The task = Copy out each line of the data holding "outfit".

__________________________________________________

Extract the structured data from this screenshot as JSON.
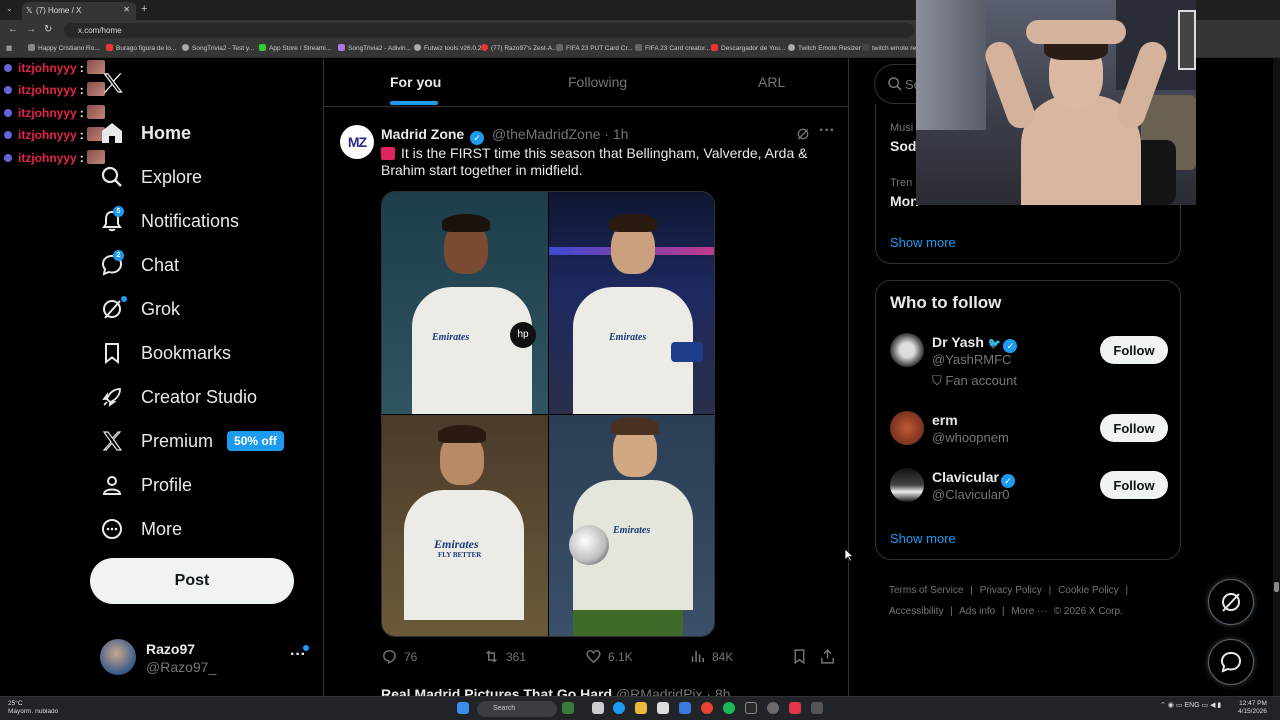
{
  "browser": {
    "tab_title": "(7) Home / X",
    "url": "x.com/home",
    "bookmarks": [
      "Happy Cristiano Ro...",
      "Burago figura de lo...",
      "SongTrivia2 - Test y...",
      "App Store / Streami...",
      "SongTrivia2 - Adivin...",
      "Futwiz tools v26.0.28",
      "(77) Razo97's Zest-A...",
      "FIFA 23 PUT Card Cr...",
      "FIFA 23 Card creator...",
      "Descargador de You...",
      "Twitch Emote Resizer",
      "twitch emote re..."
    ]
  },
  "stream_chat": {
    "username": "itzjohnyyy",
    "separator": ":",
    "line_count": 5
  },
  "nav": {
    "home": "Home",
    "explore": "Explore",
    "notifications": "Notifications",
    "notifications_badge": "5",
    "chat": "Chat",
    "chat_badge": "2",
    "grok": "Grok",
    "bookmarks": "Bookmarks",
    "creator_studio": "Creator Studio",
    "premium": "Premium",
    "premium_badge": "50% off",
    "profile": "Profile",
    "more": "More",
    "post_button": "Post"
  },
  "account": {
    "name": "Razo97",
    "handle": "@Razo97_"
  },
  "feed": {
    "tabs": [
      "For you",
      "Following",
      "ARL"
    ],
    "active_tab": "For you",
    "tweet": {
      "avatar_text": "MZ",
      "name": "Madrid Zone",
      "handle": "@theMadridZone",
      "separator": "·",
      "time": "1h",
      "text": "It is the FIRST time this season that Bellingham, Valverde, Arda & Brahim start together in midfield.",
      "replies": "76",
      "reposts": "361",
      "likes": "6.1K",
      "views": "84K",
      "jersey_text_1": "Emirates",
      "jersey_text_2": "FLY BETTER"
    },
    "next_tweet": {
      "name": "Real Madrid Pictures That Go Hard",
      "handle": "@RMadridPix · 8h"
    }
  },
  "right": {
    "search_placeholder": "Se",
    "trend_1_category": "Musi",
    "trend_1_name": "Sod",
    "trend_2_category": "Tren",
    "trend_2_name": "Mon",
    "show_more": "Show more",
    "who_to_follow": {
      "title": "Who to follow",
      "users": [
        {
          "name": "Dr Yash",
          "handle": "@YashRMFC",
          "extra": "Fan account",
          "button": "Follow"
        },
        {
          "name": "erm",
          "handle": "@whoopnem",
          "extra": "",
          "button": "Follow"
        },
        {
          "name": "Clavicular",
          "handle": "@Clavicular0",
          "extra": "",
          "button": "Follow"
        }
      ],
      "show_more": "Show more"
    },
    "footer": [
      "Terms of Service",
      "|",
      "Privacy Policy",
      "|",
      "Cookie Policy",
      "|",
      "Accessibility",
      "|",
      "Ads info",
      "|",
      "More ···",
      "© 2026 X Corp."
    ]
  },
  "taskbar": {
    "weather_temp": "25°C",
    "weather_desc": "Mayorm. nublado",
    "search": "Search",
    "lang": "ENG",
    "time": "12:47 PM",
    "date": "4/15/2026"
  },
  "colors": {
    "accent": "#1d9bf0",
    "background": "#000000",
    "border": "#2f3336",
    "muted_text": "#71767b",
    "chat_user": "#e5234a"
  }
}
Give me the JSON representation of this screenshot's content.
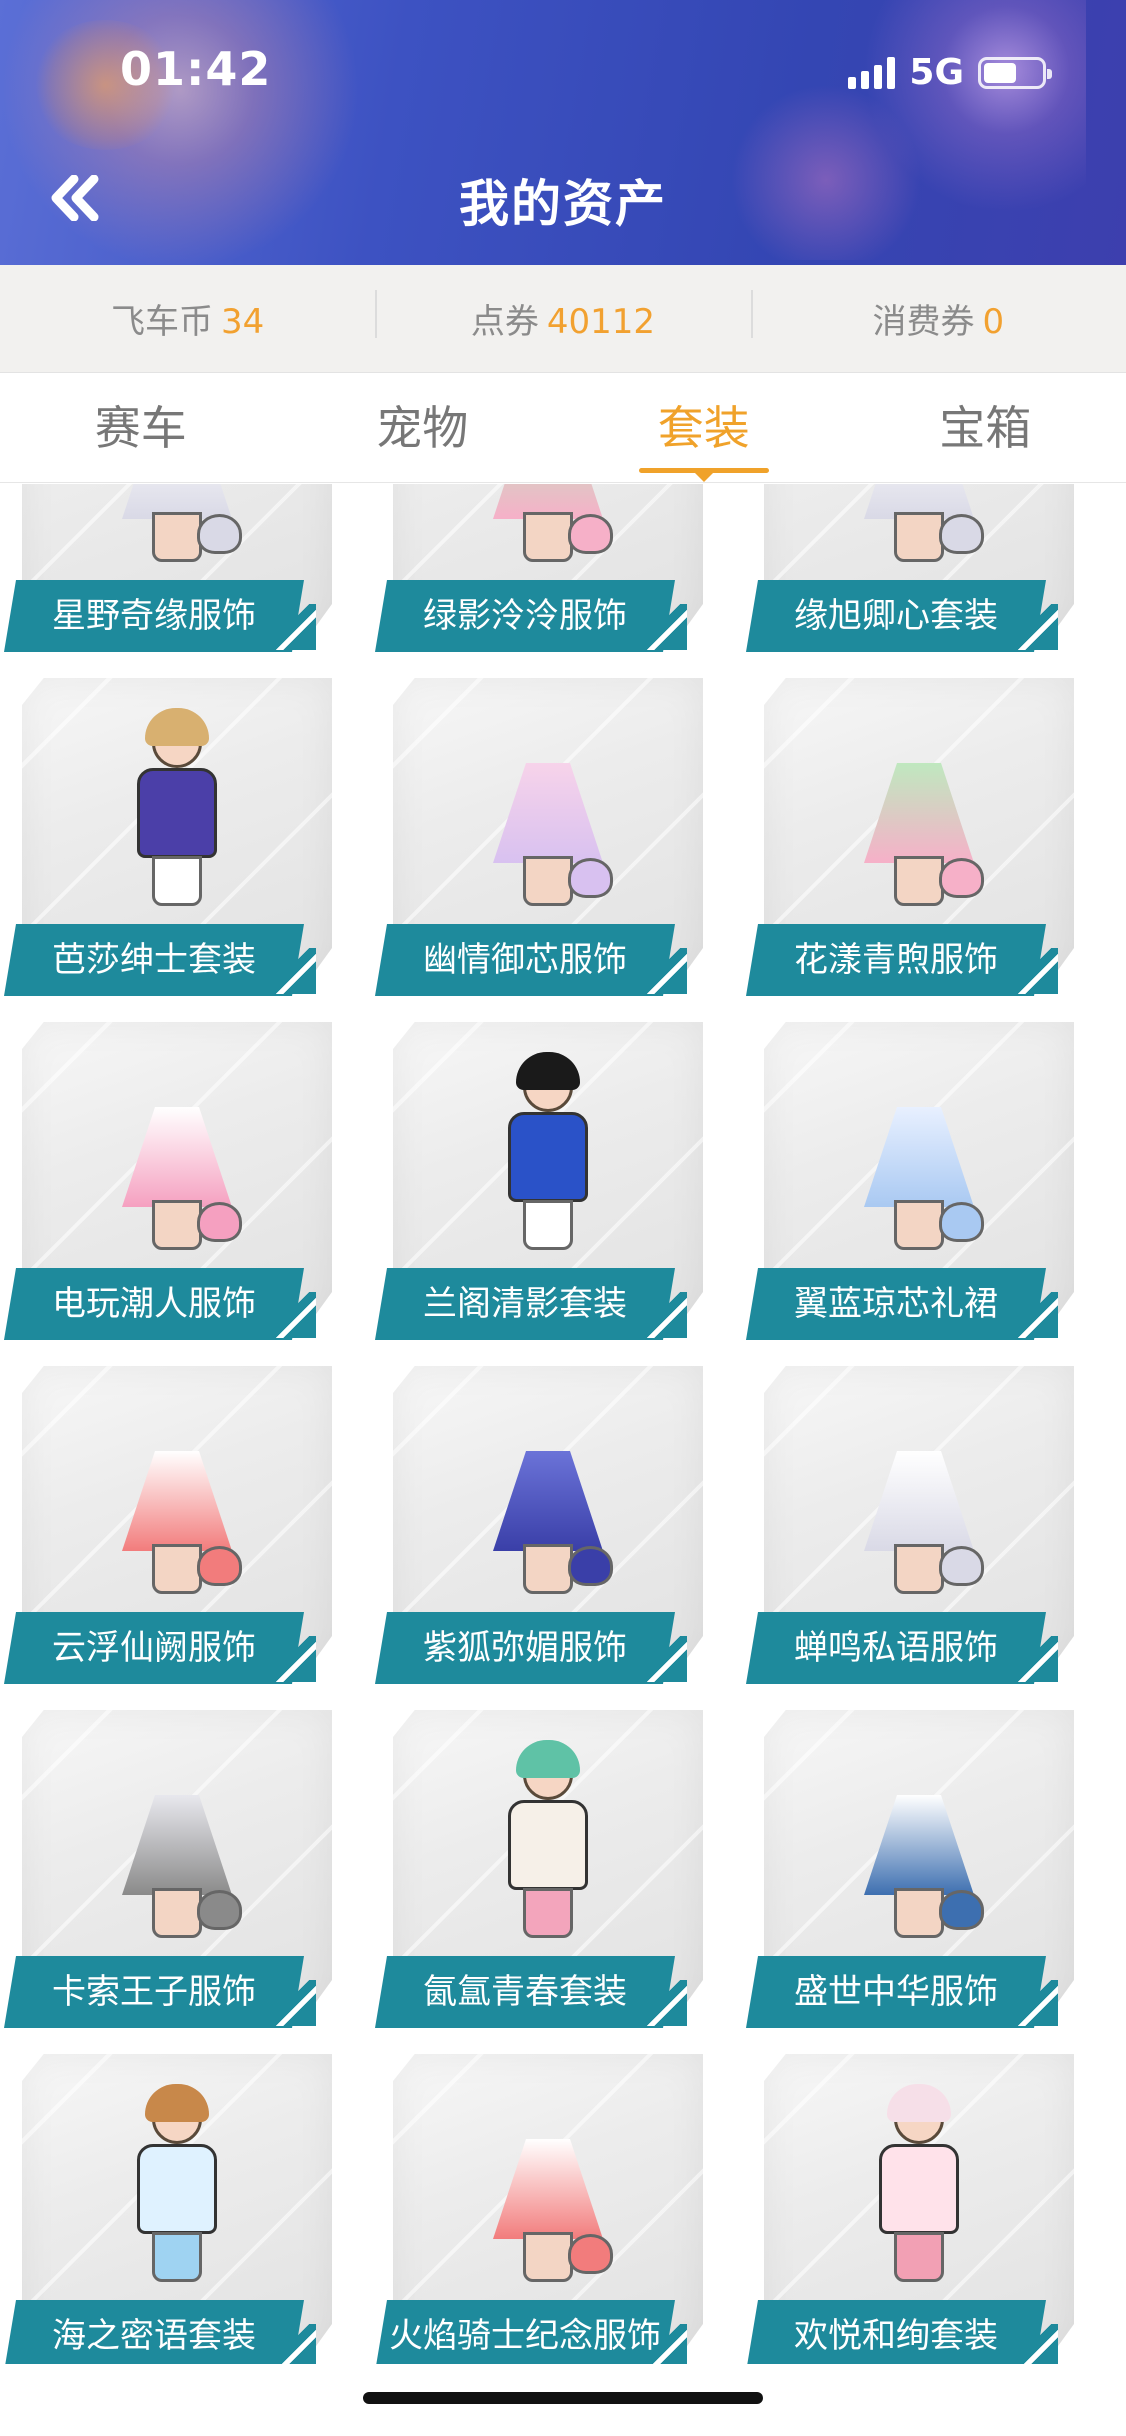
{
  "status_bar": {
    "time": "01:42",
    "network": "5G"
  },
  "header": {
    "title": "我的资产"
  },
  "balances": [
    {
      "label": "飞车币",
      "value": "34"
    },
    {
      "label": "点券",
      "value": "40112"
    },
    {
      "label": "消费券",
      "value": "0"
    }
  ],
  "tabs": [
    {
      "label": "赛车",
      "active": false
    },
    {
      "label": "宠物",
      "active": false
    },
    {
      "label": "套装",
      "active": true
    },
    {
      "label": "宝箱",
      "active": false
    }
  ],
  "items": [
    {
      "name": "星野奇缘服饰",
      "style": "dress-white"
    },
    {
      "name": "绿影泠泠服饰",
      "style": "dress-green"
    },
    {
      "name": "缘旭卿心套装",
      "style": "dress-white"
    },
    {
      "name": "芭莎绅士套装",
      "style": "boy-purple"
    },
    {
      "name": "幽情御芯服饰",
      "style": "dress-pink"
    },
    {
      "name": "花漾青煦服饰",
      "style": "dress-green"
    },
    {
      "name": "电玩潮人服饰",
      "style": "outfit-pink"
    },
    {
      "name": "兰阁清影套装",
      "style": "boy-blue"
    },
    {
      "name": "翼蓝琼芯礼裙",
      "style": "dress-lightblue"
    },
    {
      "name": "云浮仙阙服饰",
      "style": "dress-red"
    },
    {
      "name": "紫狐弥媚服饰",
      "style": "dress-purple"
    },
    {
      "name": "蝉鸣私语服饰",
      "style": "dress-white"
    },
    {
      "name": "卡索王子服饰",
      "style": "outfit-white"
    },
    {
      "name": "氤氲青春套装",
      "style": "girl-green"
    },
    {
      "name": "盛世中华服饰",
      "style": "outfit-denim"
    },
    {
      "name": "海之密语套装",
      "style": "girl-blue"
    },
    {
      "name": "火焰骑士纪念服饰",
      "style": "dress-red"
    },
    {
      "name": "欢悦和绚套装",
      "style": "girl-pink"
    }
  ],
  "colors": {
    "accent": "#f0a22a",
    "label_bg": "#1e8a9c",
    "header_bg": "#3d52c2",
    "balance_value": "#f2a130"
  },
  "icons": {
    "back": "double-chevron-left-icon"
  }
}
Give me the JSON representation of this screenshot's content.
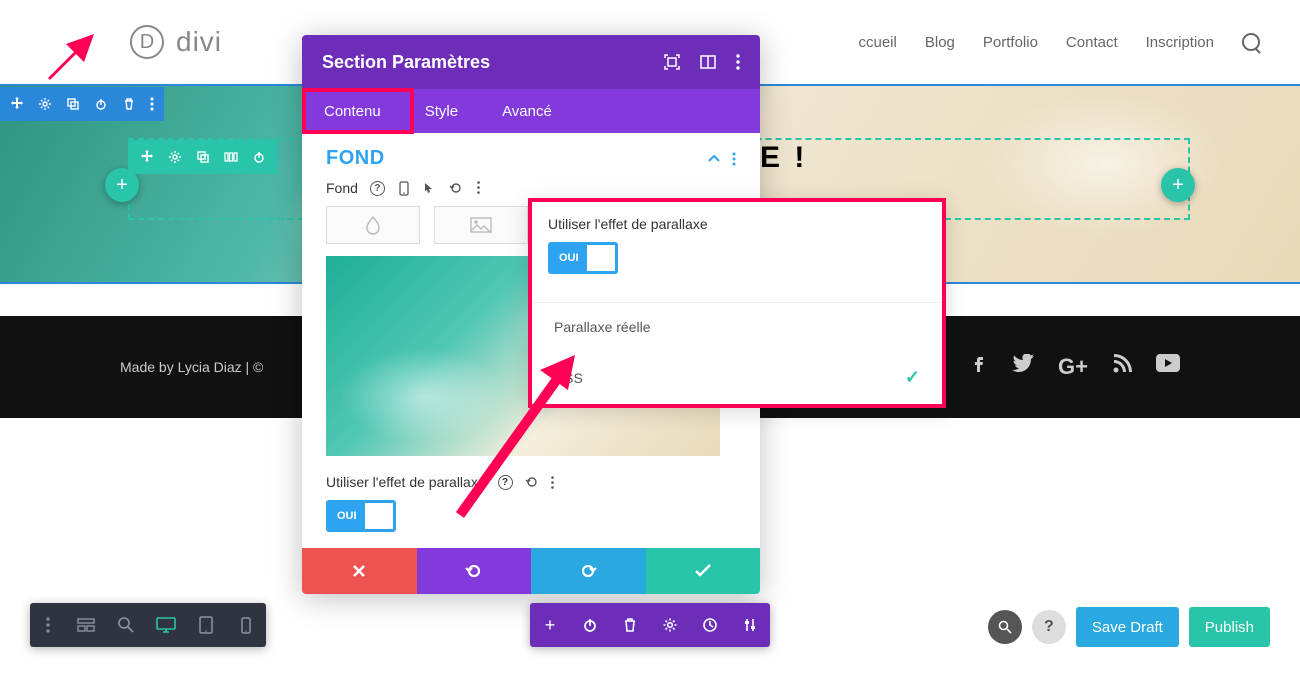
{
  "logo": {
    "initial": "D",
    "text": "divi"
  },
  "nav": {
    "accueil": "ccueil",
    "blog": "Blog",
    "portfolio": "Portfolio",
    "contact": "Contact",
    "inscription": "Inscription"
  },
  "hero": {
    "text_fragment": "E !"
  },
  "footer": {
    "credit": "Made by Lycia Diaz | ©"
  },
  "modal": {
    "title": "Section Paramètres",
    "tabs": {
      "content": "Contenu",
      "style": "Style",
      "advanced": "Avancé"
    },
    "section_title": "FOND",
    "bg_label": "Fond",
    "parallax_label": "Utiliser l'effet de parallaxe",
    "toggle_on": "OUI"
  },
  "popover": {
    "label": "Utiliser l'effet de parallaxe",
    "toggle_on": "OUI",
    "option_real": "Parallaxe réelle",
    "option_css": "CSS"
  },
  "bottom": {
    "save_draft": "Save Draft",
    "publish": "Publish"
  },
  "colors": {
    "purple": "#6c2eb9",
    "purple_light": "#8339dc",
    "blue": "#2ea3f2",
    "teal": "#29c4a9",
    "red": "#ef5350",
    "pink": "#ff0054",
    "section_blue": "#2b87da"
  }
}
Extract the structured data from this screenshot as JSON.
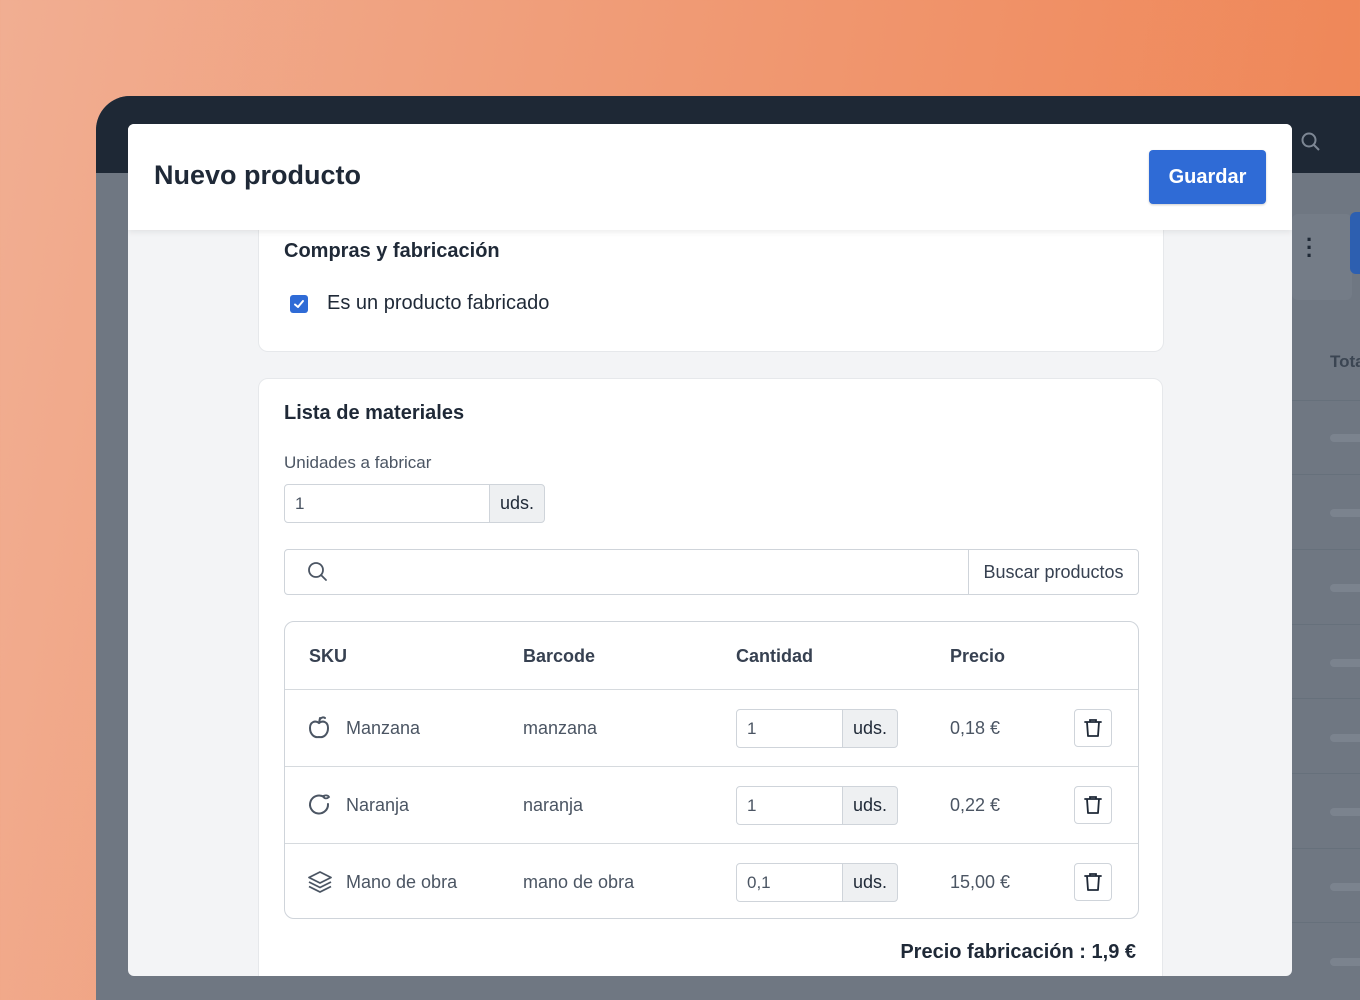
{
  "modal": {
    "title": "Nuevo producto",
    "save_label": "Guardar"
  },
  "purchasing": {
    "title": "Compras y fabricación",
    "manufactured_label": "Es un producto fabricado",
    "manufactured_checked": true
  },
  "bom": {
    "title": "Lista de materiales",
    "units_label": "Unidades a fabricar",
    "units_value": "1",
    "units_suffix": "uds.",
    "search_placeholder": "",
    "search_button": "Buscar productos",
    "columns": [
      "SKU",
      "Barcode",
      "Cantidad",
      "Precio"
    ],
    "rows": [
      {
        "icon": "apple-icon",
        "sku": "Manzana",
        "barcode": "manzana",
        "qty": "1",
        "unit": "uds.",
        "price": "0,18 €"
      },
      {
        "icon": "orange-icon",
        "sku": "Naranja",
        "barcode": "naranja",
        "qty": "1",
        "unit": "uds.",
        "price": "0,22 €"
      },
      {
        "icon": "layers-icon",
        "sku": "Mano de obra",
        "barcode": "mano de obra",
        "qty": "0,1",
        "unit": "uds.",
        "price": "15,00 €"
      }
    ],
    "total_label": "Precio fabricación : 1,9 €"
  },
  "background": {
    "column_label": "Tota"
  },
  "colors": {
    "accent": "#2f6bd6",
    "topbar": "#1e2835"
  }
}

__________________________________________________

Result of the exercise =
      "style": "outfit-pink"
      "style": "outfit-white"
      "style": "outfit-denim"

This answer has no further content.